start
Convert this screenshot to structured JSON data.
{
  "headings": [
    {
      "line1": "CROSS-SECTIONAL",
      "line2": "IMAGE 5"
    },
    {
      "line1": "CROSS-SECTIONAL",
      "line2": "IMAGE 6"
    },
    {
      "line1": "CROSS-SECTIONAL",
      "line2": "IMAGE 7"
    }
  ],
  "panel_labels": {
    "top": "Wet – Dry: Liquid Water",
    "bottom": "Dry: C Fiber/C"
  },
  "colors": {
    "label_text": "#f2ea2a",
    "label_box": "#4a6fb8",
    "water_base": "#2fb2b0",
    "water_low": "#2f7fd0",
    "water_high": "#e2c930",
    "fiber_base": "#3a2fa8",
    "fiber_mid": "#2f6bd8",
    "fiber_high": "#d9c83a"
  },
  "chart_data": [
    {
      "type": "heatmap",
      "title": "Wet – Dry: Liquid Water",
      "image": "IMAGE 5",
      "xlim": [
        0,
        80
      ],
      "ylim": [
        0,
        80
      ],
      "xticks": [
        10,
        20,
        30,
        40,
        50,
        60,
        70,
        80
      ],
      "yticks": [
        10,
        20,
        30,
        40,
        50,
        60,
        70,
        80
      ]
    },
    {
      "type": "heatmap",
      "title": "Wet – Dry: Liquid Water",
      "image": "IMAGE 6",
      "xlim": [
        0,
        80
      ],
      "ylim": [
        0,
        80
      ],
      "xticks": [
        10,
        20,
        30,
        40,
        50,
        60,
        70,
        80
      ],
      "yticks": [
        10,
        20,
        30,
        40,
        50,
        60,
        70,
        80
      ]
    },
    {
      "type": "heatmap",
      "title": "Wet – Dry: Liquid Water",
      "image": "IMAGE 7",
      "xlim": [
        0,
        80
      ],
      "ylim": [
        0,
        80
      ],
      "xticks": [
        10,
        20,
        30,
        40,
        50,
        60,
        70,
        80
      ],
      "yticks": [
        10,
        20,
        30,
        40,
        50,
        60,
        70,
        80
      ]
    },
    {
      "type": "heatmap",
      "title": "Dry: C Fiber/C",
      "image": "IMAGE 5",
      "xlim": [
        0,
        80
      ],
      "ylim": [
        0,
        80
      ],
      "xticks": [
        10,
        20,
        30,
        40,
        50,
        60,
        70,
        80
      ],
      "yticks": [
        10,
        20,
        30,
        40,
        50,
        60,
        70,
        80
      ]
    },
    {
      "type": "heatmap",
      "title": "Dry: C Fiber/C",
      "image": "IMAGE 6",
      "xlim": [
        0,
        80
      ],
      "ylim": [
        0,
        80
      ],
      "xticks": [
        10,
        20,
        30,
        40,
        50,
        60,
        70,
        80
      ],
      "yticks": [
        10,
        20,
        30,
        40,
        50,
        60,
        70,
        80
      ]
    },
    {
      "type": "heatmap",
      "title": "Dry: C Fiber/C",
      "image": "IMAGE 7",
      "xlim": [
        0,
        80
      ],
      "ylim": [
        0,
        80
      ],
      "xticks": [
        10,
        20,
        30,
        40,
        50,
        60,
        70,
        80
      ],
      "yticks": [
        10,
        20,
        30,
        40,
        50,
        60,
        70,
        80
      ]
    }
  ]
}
end
Would you write down every record again, exactly?

▶ The result:
Convert this screenshot to structured JSON data.
{
  "headings": [
    {
      "line1": "CROSS-SECTIONAL",
      "line2": "IMAGE 5"
    },
    {
      "line1": "CROSS-SECTIONAL",
      "line2": "IMAGE 6"
    },
    {
      "line1": "CROSS-SECTIONAL",
      "line2": "IMAGE 7"
    }
  ],
  "panel_labels": {
    "top": "Wet – Dry: Liquid Water",
    "bottom": "Dry: C Fiber/C"
  },
  "colors": {
    "label_text": "#f2ea2a",
    "label_box": "#4a6fb8",
    "water_base": "#2fb2b0",
    "water_low": "#2f7fd0",
    "water_high": "#e2c930",
    "fiber_base": "#3a2fa8",
    "fiber_mid": "#2f6bd8",
    "fiber_high": "#d9c83a"
  },
  "chart_data": [
    {
      "type": "heatmap",
      "title": "Wet – Dry: Liquid Water",
      "image": "IMAGE 5",
      "xlim": [
        0,
        80
      ],
      "ylim": [
        0,
        80
      ],
      "xticks": [
        10,
        20,
        30,
        40,
        50,
        60,
        70,
        80
      ],
      "yticks": [
        10,
        20,
        30,
        40,
        50,
        60,
        70,
        80
      ]
    },
    {
      "type": "heatmap",
      "title": "Wet – Dry: Liquid Water",
      "image": "IMAGE 6",
      "xlim": [
        0,
        80
      ],
      "ylim": [
        0,
        80
      ],
      "xticks": [
        10,
        20,
        30,
        40,
        50,
        60,
        70,
        80
      ],
      "yticks": [
        10,
        20,
        30,
        40,
        50,
        60,
        70,
        80
      ]
    },
    {
      "type": "heatmap",
      "title": "Wet – Dry: Liquid Water",
      "image": "IMAGE 7",
      "xlim": [
        0,
        80
      ],
      "ylim": [
        0,
        80
      ],
      "xticks": [
        10,
        20,
        30,
        40,
        50,
        60,
        70,
        80
      ],
      "yticks": [
        10,
        20,
        30,
        40,
        50,
        60,
        70,
        80
      ]
    },
    {
      "type": "heatmap",
      "title": "Dry: C Fiber/C",
      "image": "IMAGE 5",
      "xlim": [
        0,
        80
      ],
      "ylim": [
        0,
        80
      ],
      "xticks": [
        10,
        20,
        30,
        40,
        50,
        60,
        70,
        80
      ],
      "yticks": [
        10,
        20,
        30,
        40,
        50,
        60,
        70,
        80
      ]
    },
    {
      "type": "heatmap",
      "title": "Dry: C Fiber/C",
      "image": "IMAGE 6",
      "xlim": [
        0,
        80
      ],
      "ylim": [
        0,
        80
      ],
      "xticks": [
        10,
        20,
        30,
        40,
        50,
        60,
        70,
        80
      ],
      "yticks": [
        10,
        20,
        30,
        40,
        50,
        60,
        70,
        80
      ]
    },
    {
      "type": "heatmap",
      "title": "Dry: C Fiber/C",
      "image": "IMAGE 7",
      "xlim": [
        0,
        80
      ],
      "ylim": [
        0,
        80
      ],
      "xticks": [
        10,
        20,
        30,
        40,
        50,
        60,
        70,
        80
      ],
      "yticks": [
        10,
        20,
        30,
        40,
        50,
        60,
        70,
        80
      ]
    }
  ]
}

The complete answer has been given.